■ Exercise
All of the material below is to be restated word for word, apart from the pictures.

Stored data
<<<<

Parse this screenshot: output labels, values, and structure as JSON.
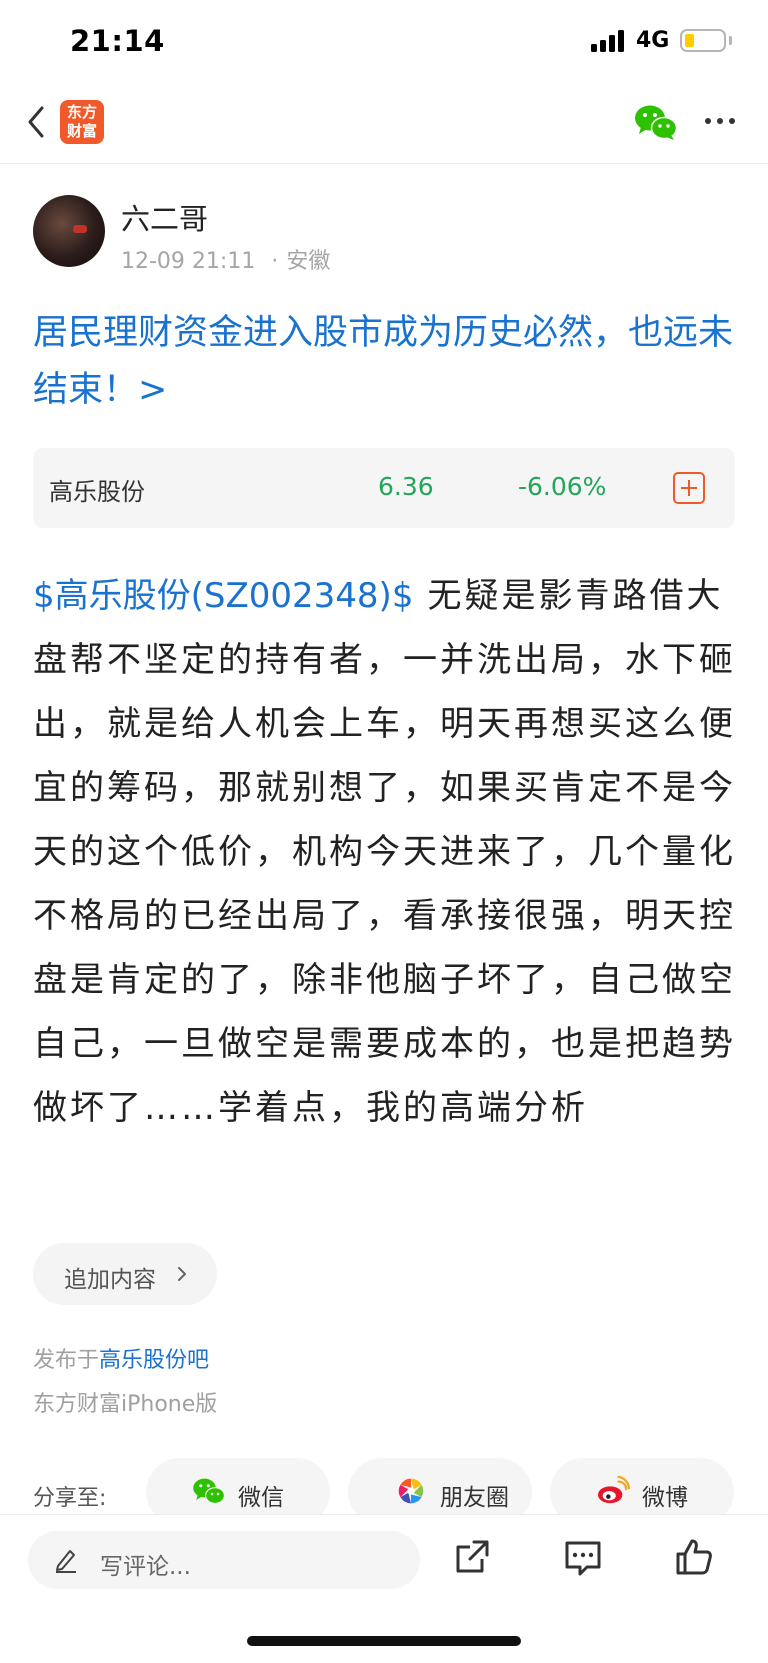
{
  "status_bar": {
    "time": "21:14",
    "network": "4G"
  },
  "nav": {
    "logo_text": "东方财富"
  },
  "author": {
    "name": "六二哥",
    "time": "12-09 21:11",
    "location": "安徽"
  },
  "headline": "居民理财资金进入股市成为历史必然，也远未结束！>",
  "stock": {
    "name": "高乐股份",
    "price": "6.36",
    "change": "-6.06%",
    "color": "#23a55a"
  },
  "post": {
    "stock_link": "$高乐股份(SZ002348)$",
    "text": "无疑是影青路借大盘帮不坚定的持有者，一并洗出局，水下砸出，就是给人机会上车，明天再想买这么便宜的筹码，那就别想了，如果买肯定不是今天的这个低价，机构今天进来了，几个量化不格局的已经出局了，看承接很强，明天控盘是肯定的了，除非他脑子坏了，自己做空自己，一旦做空是需要成本的，也是把趋势做坏了……学着点，我的高端分析"
  },
  "append_label": "追加内容",
  "published": {
    "prefix": "发布于",
    "forum": "高乐股份吧",
    "client": "东方财富iPhone版"
  },
  "share": {
    "label": "分享至:",
    "items": [
      {
        "label": "微信",
        "icon": "wechat-icon"
      },
      {
        "label": "朋友圈",
        "icon": "moments-icon"
      },
      {
        "label": "微博",
        "icon": "weibo-icon"
      }
    ]
  },
  "bottom_bar": {
    "comment_placeholder": "写评论..."
  },
  "colors": {
    "brand": "#f0592a",
    "link": "#1a72cf",
    "down": "#23a55a"
  }
}
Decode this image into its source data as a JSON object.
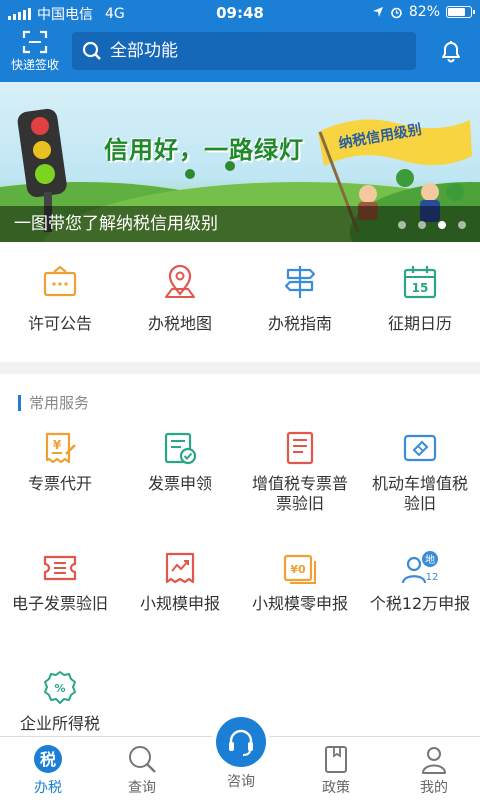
{
  "status_bar": {
    "carrier": "中国电信",
    "network": "4G",
    "time": "09:48",
    "battery": "82%",
    "battery_level": 0.82
  },
  "header": {
    "scan_label": "快递签收",
    "search_placeholder": "全部功能"
  },
  "banner": {
    "slogan": "信用好，一路绿灯",
    "flag_text": "纳税信用级别",
    "caption": "一图带您了解纳税信用级别",
    "slide_count": 4,
    "active_slide": 2
  },
  "quick_items": [
    {
      "label": "许可公告",
      "icon": "announcement-icon"
    },
    {
      "label": "办税地图",
      "icon": "map-pin-icon"
    },
    {
      "label": "办税指南",
      "icon": "signpost-icon"
    },
    {
      "label": "征期日历",
      "icon": "calendar-icon",
      "day": "15"
    }
  ],
  "services": {
    "title": "常用服务",
    "items": [
      {
        "label": "专票代开",
        "icon": "invoice-issue-icon",
        "symbol": "¥"
      },
      {
        "label": "发票申领",
        "icon": "invoice-apply-icon"
      },
      {
        "label": "增值税专票普票验旧",
        "icon": "vat-verify-icon"
      },
      {
        "label": "机动车增值税验旧",
        "icon": "vehicle-invoice-icon"
      },
      {
        "label": "电子发票验旧",
        "icon": "e-invoice-icon"
      },
      {
        "label": "小规模申报",
        "icon": "small-scale-report-icon"
      },
      {
        "label": "小规模零申报",
        "icon": "zero-report-icon",
        "symbol": "¥0"
      },
      {
        "label": "个税12万申报",
        "icon": "income-tax-icon",
        "badge": "地",
        "sub": "12"
      },
      {
        "label": "企业所得税",
        "icon": "corporate-tax-icon",
        "symbol": "%"
      }
    ]
  },
  "tab_bar": {
    "tabs": [
      {
        "label": "办税",
        "icon": "tax-icon",
        "active": true
      },
      {
        "label": "查询",
        "icon": "search-icon"
      },
      {
        "label": "咨询",
        "icon": "headset-icon"
      },
      {
        "label": "政策",
        "icon": "book-icon"
      },
      {
        "label": "我的",
        "icon": "user-icon"
      }
    ]
  },
  "colors": {
    "primary": "#1c7fd6",
    "orange": "#f0a030",
    "red": "#e2574c",
    "teal": "#2aa58a",
    "blue": "#3a8bd8"
  }
}
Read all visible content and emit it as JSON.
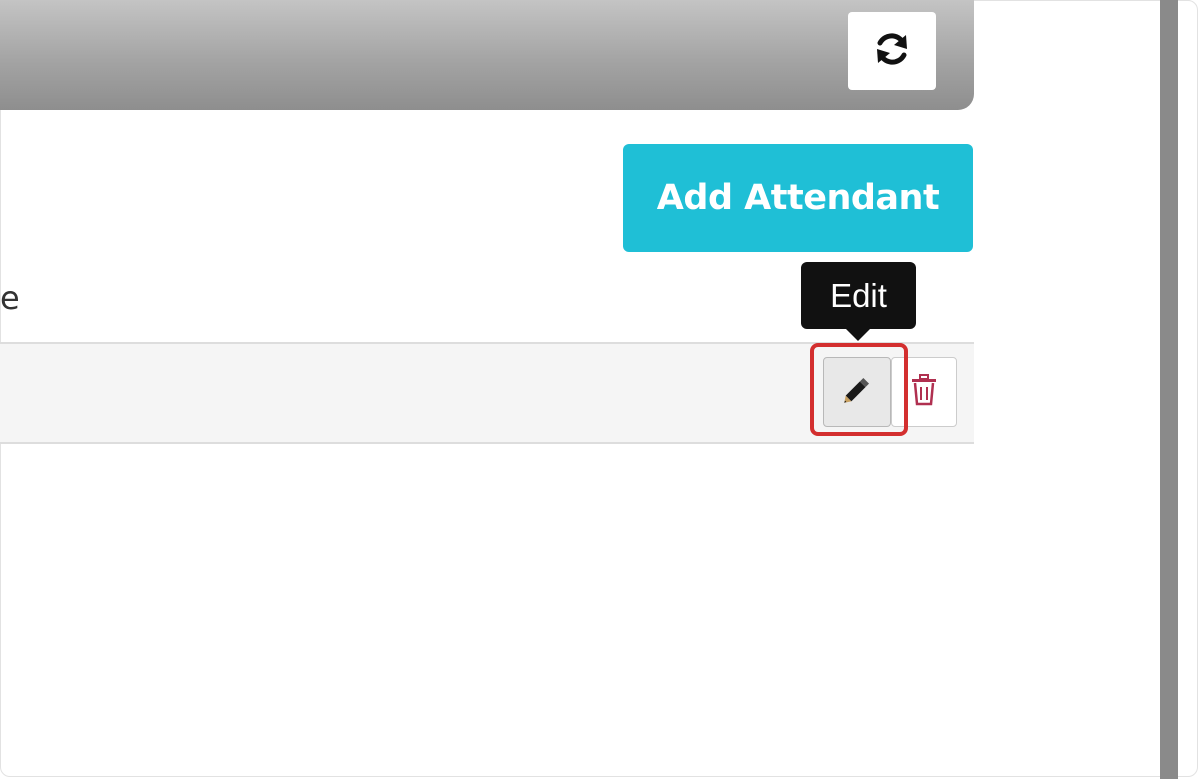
{
  "header": {
    "refresh_icon": "refresh-icon"
  },
  "toolbar": {
    "add_label": "Add Attendant"
  },
  "table": {
    "partial_column_header": "e",
    "rows": [
      {
        "partial_cell": ")"
      }
    ]
  },
  "row_actions": {
    "edit_icon": "pencil-icon",
    "delete_icon": "trash-icon",
    "tooltip": "Edit"
  },
  "colors": {
    "accent": "#1fbfd6",
    "highlight": "#d32f2f",
    "delete": "#b03050"
  }
}
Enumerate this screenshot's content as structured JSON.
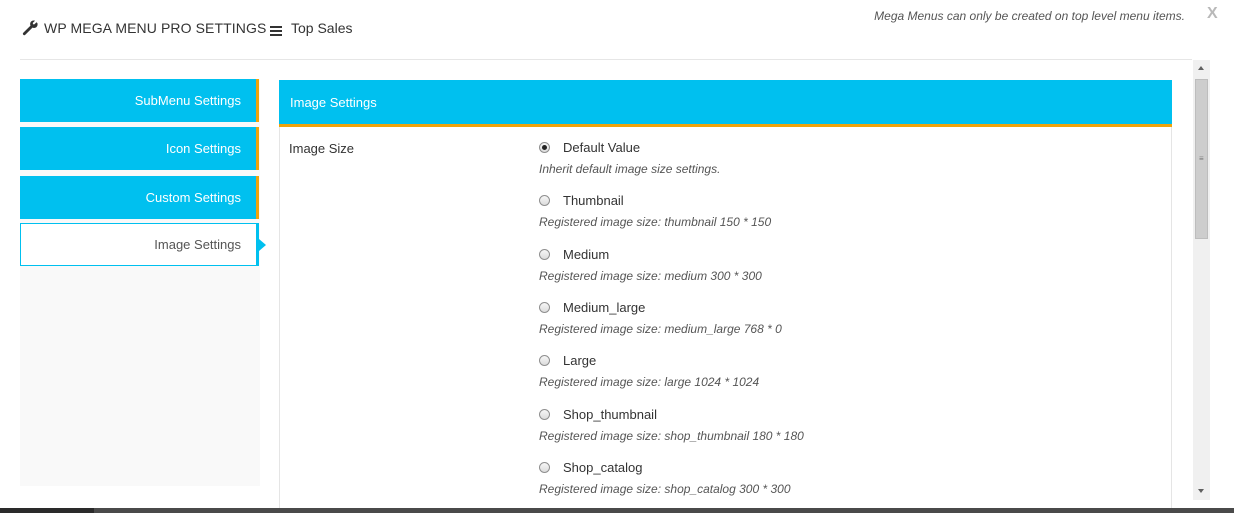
{
  "header": {
    "app_title": "WP MEGA MENU PRO SETTINGS",
    "menu_item_name": "Top Sales",
    "notice": "Mega Menus can only be created on top level menu items.",
    "close_label": "X",
    "icons": {
      "title": "wrench-icon",
      "menu": "hamburger-icon"
    }
  },
  "sidebar": {
    "tabs": [
      {
        "label": "SubMenu Settings",
        "active": false
      },
      {
        "label": "Icon Settings",
        "active": false
      },
      {
        "label": "Custom Settings",
        "active": false
      },
      {
        "label": "Image Settings",
        "active": true
      }
    ]
  },
  "panel": {
    "title": "Image Settings",
    "field_label": "Image Size",
    "selected_option": "Default Value",
    "options": [
      {
        "label": "Default Value",
        "description": "Inherit default image size settings.",
        "checked": true
      },
      {
        "label": "Thumbnail",
        "description": "Registered image size: thumbnail 150 * 150",
        "checked": false
      },
      {
        "label": "Medium",
        "description": "Registered image size: medium 300 * 300",
        "checked": false
      },
      {
        "label": "Medium_large",
        "description": "Registered image size: medium_large 768 * 0",
        "checked": false
      },
      {
        "label": "Large",
        "description": "Registered image size: large 1024 * 1024",
        "checked": false
      },
      {
        "label": "Shop_thumbnail",
        "description": "Registered image size: shop_thumbnail 180 * 180",
        "checked": false
      },
      {
        "label": "Shop_catalog",
        "description": "Registered image size: shop_catalog 300 * 300",
        "checked": false
      }
    ]
  },
  "colors": {
    "accent": "#00c0ef",
    "tab_border": "#f0a30a",
    "text": "#333333"
  }
}
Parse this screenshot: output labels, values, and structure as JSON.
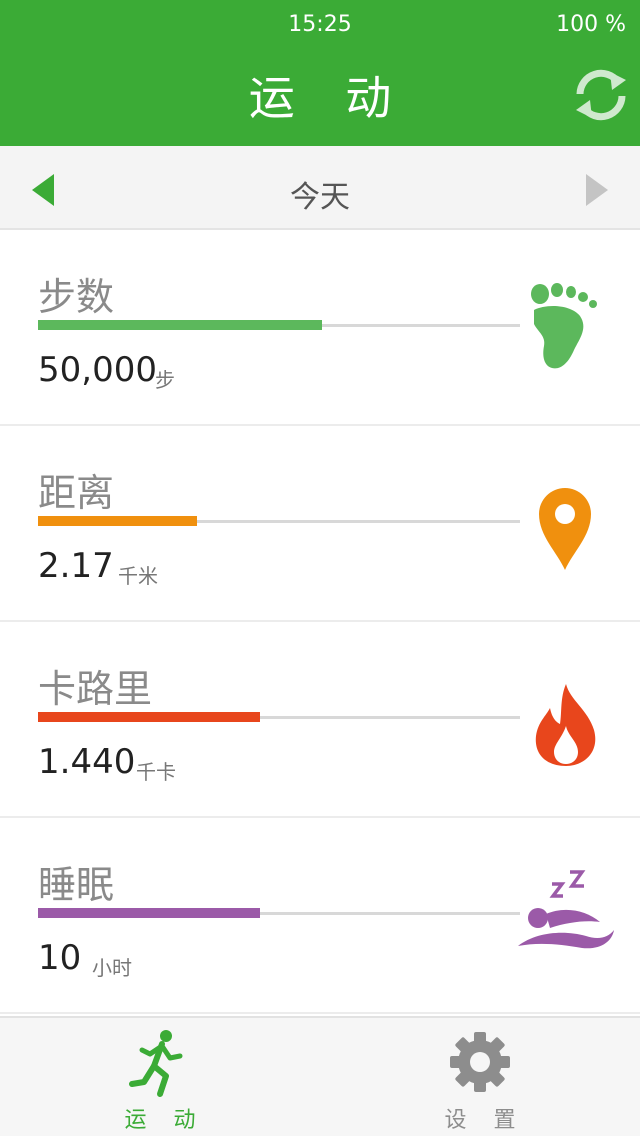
{
  "status": {
    "time": "15:25",
    "battery": "100 %"
  },
  "header": {
    "title": "运 动",
    "refresh_icon": "refresh-icon"
  },
  "datebar": {
    "label": "今天"
  },
  "metrics": [
    {
      "title": "步数",
      "value": "50,000",
      "unit": "步",
      "progress": 0.59,
      "color": "#5cb85c",
      "icon": "footprint-icon"
    },
    {
      "title": "距离",
      "value": "2.17",
      "unit": "千米",
      "progress": 0.33,
      "color": "#f0900e",
      "icon": "location-pin-icon"
    },
    {
      "title": "卡路里",
      "value": "1.440",
      "unit": "千卡",
      "progress": 0.46,
      "color": "#e8461c",
      "icon": "flame-icon"
    },
    {
      "title": "睡眠",
      "value": "10",
      "unit": "小时",
      "progress": 0.46,
      "color": "#9b5aa8",
      "icon": "sleep-icon"
    }
  ],
  "tabs": [
    {
      "label": "运 动",
      "icon": "runner-icon",
      "active": true
    },
    {
      "label": "设 置",
      "icon": "gear-icon",
      "active": false
    }
  ],
  "colors": {
    "brand": "#3bab36",
    "inactive": "#8d8d8d"
  }
}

>>>>

■ Task output
Parse this screenshot: output labels, values, and structure as JSON.
{
  "status_bar": {
    "time": "21:14",
    "network": "4G"
  },
  "nav": {
    "logo_text": "东方财富"
  },
  "author": {
    "name": "六二哥",
    "time": "12-09 21:11",
    "location": "安徽"
  },
  "headline": "居民理财资金进入股市成为历史必然，也远未结束！>",
  "stock": {
    "name": "高乐股份",
    "price": "6.36",
    "change": "-6.06%",
    "color": "#23a55a"
  },
  "post": {
    "stock_link": "$高乐股份(SZ002348)$",
    "text": "无疑是影青路借大盘帮不坚定的持有者，一并洗出局，水下砸出，就是给人机会上车，明天再想买这么便宜的筹码，那就别想了，如果买肯定不是今天的这个低价，机构今天进来了，几个量化不格局的已经出局了，看承接很强，明天控盘是肯定的了，除非他脑子坏了，自己做空自己，一旦做空是需要成本的，也是把趋势做坏了……学着点，我的高端分析"
  },
  "append_label": "追加内容",
  "published": {
    "prefix": "发布于",
    "forum": "高乐股份吧",
    "client": "东方财富iPhone版"
  },
  "share": {
    "label": "分享至:",
    "items": [
      {
        "label": "微信",
        "icon": "wechat-icon"
      },
      {
        "label": "朋友圈",
        "icon": "moments-icon"
      },
      {
        "label": "微博",
        "icon": "weibo-icon"
      }
    ]
  },
  "bottom_bar": {
    "comment_placeholder": "写评论..."
  },
  "colors": {
    "brand": "#f0592a",
    "link": "#1a72cf",
    "down": "#23a55a"
  }
}
Decode this image into its source data as a JSON object.
{
  "status_bar": {
    "carrier": "中国电信",
    "network": "4G",
    "time": "09:48",
    "battery": "82%",
    "battery_level": 0.82
  },
  "header": {
    "scan_label": "快递签收",
    "search_placeholder": "全部功能"
  },
  "banner": {
    "slogan": "信用好，一路绿灯",
    "flag_text": "纳税信用级别",
    "caption": "一图带您了解纳税信用级别",
    "slide_count": 4,
    "active_slide": 2
  },
  "quick_items": [
    {
      "label": "许可公告",
      "icon": "announcement-icon"
    },
    {
      "label": "办税地图",
      "icon": "map-pin-icon"
    },
    {
      "label": "办税指南",
      "icon": "signpost-icon"
    },
    {
      "label": "征期日历",
      "icon": "calendar-icon",
      "day": "15"
    }
  ],
  "services": {
    "title": "常用服务",
    "items": [
      {
        "label": "专票代开",
        "icon": "invoice-issue-icon",
        "symbol": "¥"
      },
      {
        "label": "发票申领",
        "icon": "invoice-apply-icon"
      },
      {
        "label": "增值税专票普票验旧",
        "icon": "vat-verify-icon"
      },
      {
        "label": "机动车增值税验旧",
        "icon": "vehicle-invoice-icon"
      },
      {
        "label": "电子发票验旧",
        "icon": "e-invoice-icon"
      },
      {
        "label": "小规模申报",
        "icon": "small-scale-report-icon"
      },
      {
        "label": "小规模零申报",
        "icon": "zero-report-icon",
        "symbol": "¥0"
      },
      {
        "label": "个税12万申报",
        "icon": "income-tax-icon",
        "badge": "地",
        "sub": "12"
      },
      {
        "label": "企业所得税",
        "icon": "corporate-tax-icon",
        "symbol": "%"
      }
    ]
  },
  "tab_bar": {
    "tabs": [
      {
        "label": "办税",
        "icon": "tax-icon",
        "active": true
      },
      {
        "label": "查询",
        "icon": "search-icon"
      },
      {
        "label": "咨询",
        "icon": "headset-icon"
      },
      {
        "label": "政策",
        "icon": "book-icon"
      },
      {
        "label": "我的",
        "icon": "user-icon"
      }
    ]
  },
  "colors": {
    "primary": "#1c7fd6",
    "orange": "#f0a030",
    "red": "#e2574c",
    "teal": "#2aa58a",
    "blue": "#3a8bd8"
  }
}
Read all visible content and emit it as JSON.
{
  "header": {
    "refresh_icon": "refresh-icon"
  },
  "toolbar": {
    "add_label": "Add Attendant"
  },
  "table": {
    "partial_column_header": "e",
    "rows": [
      {
        "partial_cell": ")"
      }
    ]
  },
  "row_actions": {
    "edit_icon": "pencil-icon",
    "delete_icon": "trash-icon",
    "tooltip": "Edit"
  },
  "colors": {
    "accent": "#1fbfd6",
    "highlight": "#d32f2f",
    "delete": "#b03050"
  }
}
Enumerate this screenshot's content as structured JSON.
{
  "header": {
    "app_title": "WP MEGA MENU PRO SETTINGS",
    "menu_item_name": "Top Sales",
    "notice": "Mega Menus can only be created on top level menu items.",
    "close_label": "X",
    "icons": {
      "title": "wrench-icon",
      "menu": "hamburger-icon"
    }
  },
  "sidebar": {
    "tabs": [
      {
        "label": "SubMenu Settings",
        "active": false
      },
      {
        "label": "Icon Settings",
        "active": false
      },
      {
        "label": "Custom Settings",
        "active": false
      },
      {
        "label": "Image Settings",
        "active": true
      }
    ]
  },
  "panel": {
    "title": "Image Settings",
    "field_label": "Image Size",
    "selected_option": "Default Value",
    "options": [
      {
        "label": "Default Value",
        "description": "Inherit default image size settings.",
        "checked": true
      },
      {
        "label": "Thumbnail",
        "description": "Registered image size: thumbnail 150 * 150",
        "checked": false
      },
      {
        "label": "Medium",
        "description": "Registered image size: medium 300 * 300",
        "checked": false
      },
      {
        "label": "Medium_large",
        "description": "Registered image size: medium_large 768 * 0",
        "checked": false
      },
      {
        "label": "Large",
        "description": "Registered image size: large 1024 * 1024",
        "checked": false
      },
      {
        "label": "Shop_thumbnail",
        "description": "Registered image size: shop_thumbnail 180 * 180",
        "checked": false
      },
      {
        "label": "Shop_catalog",
        "description": "Registered image size: shop_catalog 300 * 300",
        "checked": false
      }
    ]
  },
  "colors": {
    "accent": "#00c0ef",
    "tab_border": "#f0a30a",
    "text": "#333333"
  }
}
Parse this screenshot: output labels, values, and structure as JSON.
{
  "status": {
    "time": "15:25",
    "battery": "100 %"
  },
  "header": {
    "title": "运 动",
    "refresh_icon": "refresh-icon"
  },
  "datebar": {
    "label": "今天"
  },
  "metrics": [
    {
      "title": "步数",
      "value": "50,000",
      "unit": "步",
      "progress": 0.59,
      "color": "#5cb85c",
      "icon": "footprint-icon"
    },
    {
      "title": "距离",
      "value": "2.17",
      "unit": "千米",
      "progress": 0.33,
      "color": "#f0900e",
      "icon": "location-pin-icon"
    },
    {
      "title": "卡路里",
      "value": "1.440",
      "unit": "千卡",
      "progress": 0.46,
      "color": "#e8461c",
      "icon": "flame-icon"
    },
    {
      "title": "睡眠",
      "value": "10",
      "unit": "小时",
      "progress": 0.46,
      "color": "#9b5aa8",
      "icon": "sleep-icon"
    }
  ],
  "tabs": [
    {
      "label": "运 动",
      "icon": "runner-icon",
      "active": true
    },
    {
      "label": "设 置",
      "icon": "gear-icon",
      "active": false
    }
  ],
  "colors": {
    "brand": "#3bab36",
    "inactive": "#8d8d8d"
  }
}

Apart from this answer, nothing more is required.